(Items from a figure collection)
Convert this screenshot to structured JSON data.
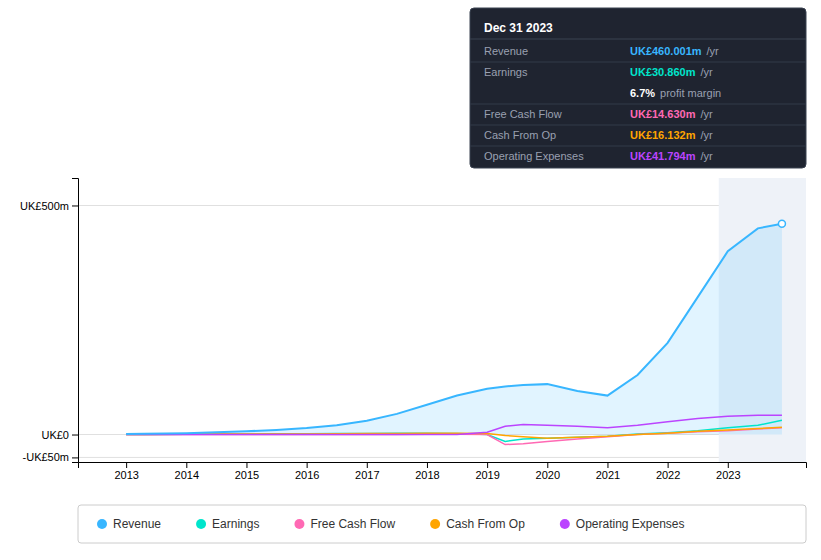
{
  "chart_data": {
    "type": "line",
    "x": [
      2013,
      2013.3,
      2014,
      2014.5,
      2015,
      2015.5,
      2016,
      2016.5,
      2017,
      2017.5,
      2018,
      2018.5,
      2019,
      2019.3,
      2019.6,
      2020,
      2020.5,
      2021,
      2021.5,
      2022,
      2022.5,
      2023,
      2023.5,
      2023.9
    ],
    "series": [
      {
        "name": "Revenue",
        "color": "#38b6ff",
        "type": "area",
        "values": [
          1,
          1.5,
          3,
          5,
          7,
          10,
          14,
          20,
          30,
          45,
          65,
          85,
          100,
          105,
          108,
          110,
          95,
          85,
          130,
          200,
          300,
          400,
          450,
          460
        ]
      },
      {
        "name": "Earnings",
        "color": "#00e5cc",
        "type": "line",
        "values": [
          0,
          0,
          0.5,
          1,
          1,
          1.5,
          1.5,
          2,
          2,
          2.5,
          2.5,
          2,
          0,
          -15,
          -10,
          -8,
          -6,
          -4,
          1,
          4,
          8,
          15,
          20,
          31
        ]
      },
      {
        "name": "Free Cash Flow",
        "color": "#ff69b4",
        "type": "line",
        "values": [
          0,
          0,
          0,
          0,
          0,
          0,
          0,
          0,
          0,
          0,
          0.5,
          0.5,
          0,
          -22,
          -20,
          -15,
          -10,
          -5,
          0,
          3,
          6,
          8,
          12,
          15
        ]
      },
      {
        "name": "Cash From Op",
        "color": "#ffa500",
        "type": "line",
        "values": [
          0,
          0,
          0.5,
          1,
          1,
          1,
          1,
          1.5,
          2,
          2,
          2.5,
          2.5,
          2,
          -2,
          -5,
          -8,
          -6,
          -4,
          0,
          3,
          7,
          10,
          13,
          16
        ]
      },
      {
        "name": "Operating Expenses",
        "color": "#bb44ff",
        "type": "line",
        "values": [
          0,
          0,
          0,
          0,
          0,
          0,
          0,
          0,
          0,
          0,
          0,
          0,
          5,
          18,
          22,
          20,
          18,
          15,
          20,
          28,
          35,
          40,
          42,
          42
        ]
      }
    ],
    "xlim": [
      2012.2,
      2024.3
    ],
    "xticks": [
      2013,
      2014,
      2015,
      2016,
      2017,
      2018,
      2019,
      2020,
      2021,
      2022,
      2023
    ],
    "ylim": [
      -60,
      560
    ],
    "yticks": [
      {
        "value": -50,
        "label": "-UK£50m"
      },
      {
        "value": 0,
        "label": "UK£0"
      },
      {
        "value": 500,
        "label": "UK£500m"
      }
    ],
    "grid": true,
    "legend": "bottom",
    "annotations": [
      {
        "text": "Dec 31 2023"
      },
      {
        "label": "Revenue",
        "text": "UK£460.001m",
        "suffix": "/yr",
        "color": "#38b6ff"
      },
      {
        "label": "Earnings",
        "text": "UK£30.860m",
        "suffix": "/yr",
        "color": "#00e5cc"
      },
      {
        "text": "6.7%",
        "suffix": "profit margin",
        "color": "#ffffff"
      },
      {
        "label": "Free Cash Flow",
        "text": "UK£14.630m",
        "suffix": "/yr",
        "color": "#ff69b4"
      },
      {
        "label": "Cash From Op",
        "text": "UK£16.132m",
        "suffix": "/yr",
        "color": "#ffa500"
      },
      {
        "label": "Operating Expenses",
        "text": "UK£41.794m",
        "suffix": "/yr",
        "color": "#bb44ff"
      },
      {
        "x0": 2022.85,
        "x1": 2024.3
      }
    ]
  }
}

__Aim__.
Show each line holding the word "Operating".

__The solution__.
        "name": "Operating Expenses",
        "label": "Operating Expenses",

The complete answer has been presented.